▸ **WORK TO BE COMPLETED**
An exact reproduction of the records is required, with all images left out.
###
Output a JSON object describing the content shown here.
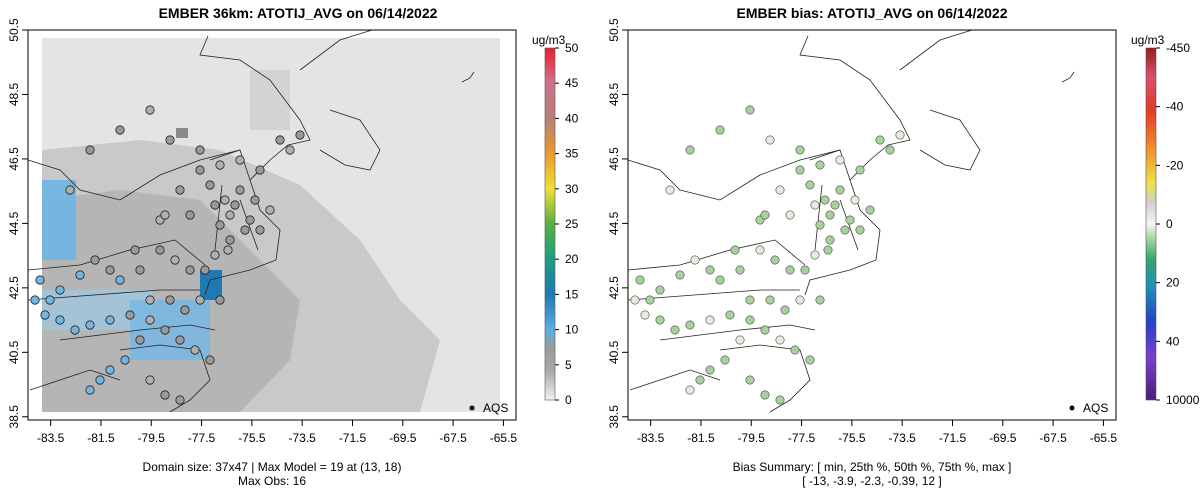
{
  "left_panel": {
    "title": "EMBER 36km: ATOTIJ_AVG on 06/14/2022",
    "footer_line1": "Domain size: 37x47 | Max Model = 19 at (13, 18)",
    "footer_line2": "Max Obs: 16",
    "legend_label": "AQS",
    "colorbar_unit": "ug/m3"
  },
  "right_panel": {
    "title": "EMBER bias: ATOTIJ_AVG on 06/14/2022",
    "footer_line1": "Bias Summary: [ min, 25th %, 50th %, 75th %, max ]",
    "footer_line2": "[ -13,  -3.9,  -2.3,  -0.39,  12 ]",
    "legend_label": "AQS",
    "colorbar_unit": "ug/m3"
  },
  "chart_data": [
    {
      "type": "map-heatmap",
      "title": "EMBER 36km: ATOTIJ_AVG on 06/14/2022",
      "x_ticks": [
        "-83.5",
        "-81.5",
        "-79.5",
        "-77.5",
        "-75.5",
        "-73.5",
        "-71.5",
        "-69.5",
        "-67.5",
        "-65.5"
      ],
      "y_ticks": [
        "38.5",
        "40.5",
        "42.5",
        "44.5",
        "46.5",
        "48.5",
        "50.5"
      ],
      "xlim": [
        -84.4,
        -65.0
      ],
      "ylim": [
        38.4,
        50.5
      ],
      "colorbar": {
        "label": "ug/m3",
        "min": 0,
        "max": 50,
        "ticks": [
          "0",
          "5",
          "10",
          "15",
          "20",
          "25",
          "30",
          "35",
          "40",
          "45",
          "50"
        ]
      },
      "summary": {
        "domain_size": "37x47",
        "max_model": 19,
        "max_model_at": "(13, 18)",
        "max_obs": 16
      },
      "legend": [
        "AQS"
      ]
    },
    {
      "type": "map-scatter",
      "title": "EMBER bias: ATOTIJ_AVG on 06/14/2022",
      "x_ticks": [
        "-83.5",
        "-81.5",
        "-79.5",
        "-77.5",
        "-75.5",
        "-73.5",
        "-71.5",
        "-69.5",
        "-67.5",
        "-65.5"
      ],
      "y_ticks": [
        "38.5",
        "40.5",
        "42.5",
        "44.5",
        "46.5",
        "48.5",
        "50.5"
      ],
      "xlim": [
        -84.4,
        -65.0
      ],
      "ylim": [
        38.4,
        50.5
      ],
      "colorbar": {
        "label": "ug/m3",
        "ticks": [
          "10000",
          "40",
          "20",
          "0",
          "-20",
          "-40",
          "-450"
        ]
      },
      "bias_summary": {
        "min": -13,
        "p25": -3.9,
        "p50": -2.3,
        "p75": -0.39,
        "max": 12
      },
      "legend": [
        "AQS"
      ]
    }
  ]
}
###
▸ **REPLY TO THE TASK**
Output a JSON object describing the content shown here.
{
  "left_panel": {
    "title": "EMBER 36km: ATOTIJ_AVG on 06/14/2022",
    "footer_line1": "Domain size: 37x47 | Max Model = 19 at (13, 18)",
    "footer_line2": "Max Obs: 16",
    "legend_label": "AQS",
    "colorbar_unit": "ug/m3"
  },
  "right_panel": {
    "title": "EMBER bias: ATOTIJ_AVG on 06/14/2022",
    "footer_line1": "Bias Summary: [ min, 25th %, 50th %, 75th %, max ]",
    "footer_line2": "[ -13,  -3.9,  -2.3,  -0.39,  12 ]",
    "legend_label": "AQS",
    "colorbar_unit": "ug/m3"
  },
  "chart_data": [
    {
      "type": "map-heatmap",
      "title": "EMBER 36km: ATOTIJ_AVG on 06/14/2022",
      "x_ticks": [
        "-83.5",
        "-81.5",
        "-79.5",
        "-77.5",
        "-75.5",
        "-73.5",
        "-71.5",
        "-69.5",
        "-67.5",
        "-65.5"
      ],
      "y_ticks": [
        "38.5",
        "40.5",
        "42.5",
        "44.5",
        "46.5",
        "48.5",
        "50.5"
      ],
      "xlim": [
        -84.4,
        -65.0
      ],
      "ylim": [
        38.4,
        50.5
      ],
      "colorbar": {
        "label": "ug/m3",
        "min": 0,
        "max": 50,
        "ticks": [
          "0",
          "5",
          "10",
          "15",
          "20",
          "25",
          "30",
          "35",
          "40",
          "45",
          "50"
        ]
      },
      "summary": {
        "domain_size": "37x47",
        "max_model": 19,
        "max_model_at": "(13, 18)",
        "max_obs": 16
      },
      "legend": [
        "AQS"
      ]
    },
    {
      "type": "map-scatter",
      "title": "EMBER bias: ATOTIJ_AVG on 06/14/2022",
      "x_ticks": [
        "-83.5",
        "-81.5",
        "-79.5",
        "-77.5",
        "-75.5",
        "-73.5",
        "-71.5",
        "-69.5",
        "-67.5",
        "-65.5"
      ],
      "y_ticks": [
        "38.5",
        "40.5",
        "42.5",
        "44.5",
        "46.5",
        "48.5",
        "50.5"
      ],
      "xlim": [
        -84.4,
        -65.0
      ],
      "ylim": [
        38.4,
        50.5
      ],
      "colorbar": {
        "label": "ug/m3",
        "ticks": [
          "10000",
          "40",
          "20",
          "0",
          "-20",
          "-40",
          "-450"
        ]
      },
      "bias_summary": {
        "min": -13,
        "p25": -3.9,
        "p50": -2.3,
        "p75": -0.39,
        "max": 12
      },
      "legend": [
        "AQS"
      ]
    }
  ]
}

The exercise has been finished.